═══ Recorded data ═══

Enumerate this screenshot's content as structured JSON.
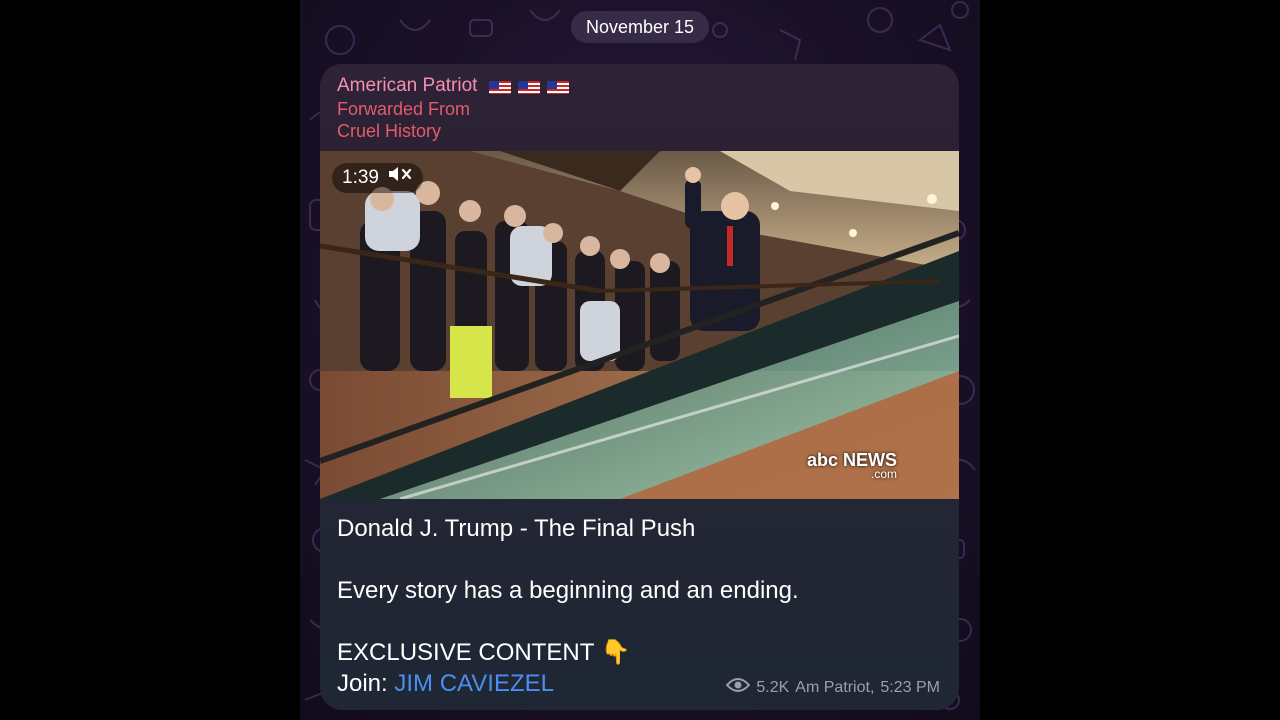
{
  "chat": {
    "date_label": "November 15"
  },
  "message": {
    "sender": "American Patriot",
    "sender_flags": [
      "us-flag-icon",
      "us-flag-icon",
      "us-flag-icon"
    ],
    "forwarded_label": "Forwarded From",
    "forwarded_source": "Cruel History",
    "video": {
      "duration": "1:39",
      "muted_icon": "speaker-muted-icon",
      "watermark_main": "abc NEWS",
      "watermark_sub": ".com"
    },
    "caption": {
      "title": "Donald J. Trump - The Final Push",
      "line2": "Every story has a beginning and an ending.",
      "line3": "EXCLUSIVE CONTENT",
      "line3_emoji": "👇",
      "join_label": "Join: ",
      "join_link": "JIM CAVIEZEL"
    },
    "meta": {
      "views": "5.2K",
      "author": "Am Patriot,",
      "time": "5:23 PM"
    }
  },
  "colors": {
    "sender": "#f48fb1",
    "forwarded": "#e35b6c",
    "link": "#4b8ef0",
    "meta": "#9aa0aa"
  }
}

═══

_Required task_:
Copy everything in the records above except the pictures, exactly as written.

_Correct response_:
Enumerate this screenshot's content as structured JSON.
{
  "chat": {
    "date_label": "November 15"
  },
  "message": {
    "sender": "American Patriot",
    "sender_flags": [
      "us-flag-icon",
      "us-flag-icon",
      "us-flag-icon"
    ],
    "forwarded_label": "Forwarded From",
    "forwarded_source": "Cruel History",
    "video": {
      "duration": "1:39",
      "muted_icon": "speaker-muted-icon",
      "watermark_main": "abc NEWS",
      "watermark_sub": ".com"
    },
    "caption": {
      "title": "Donald J. Trump - The Final Push",
      "line2": "Every story has a beginning and an ending.",
      "line3": "EXCLUSIVE CONTENT",
      "line3_emoji": "👇",
      "join_label": "Join: ",
      "join_link": "JIM CAVIEZEL"
    },
    "meta": {
      "views": "5.2K",
      "author": "Am Patriot,",
      "time": "5:23 PM"
    }
  },
  "colors": {
    "sender": "#f48fb1",
    "forwarded": "#e35b6c",
    "link": "#4b8ef0",
    "meta": "#9aa0aa"
  }
}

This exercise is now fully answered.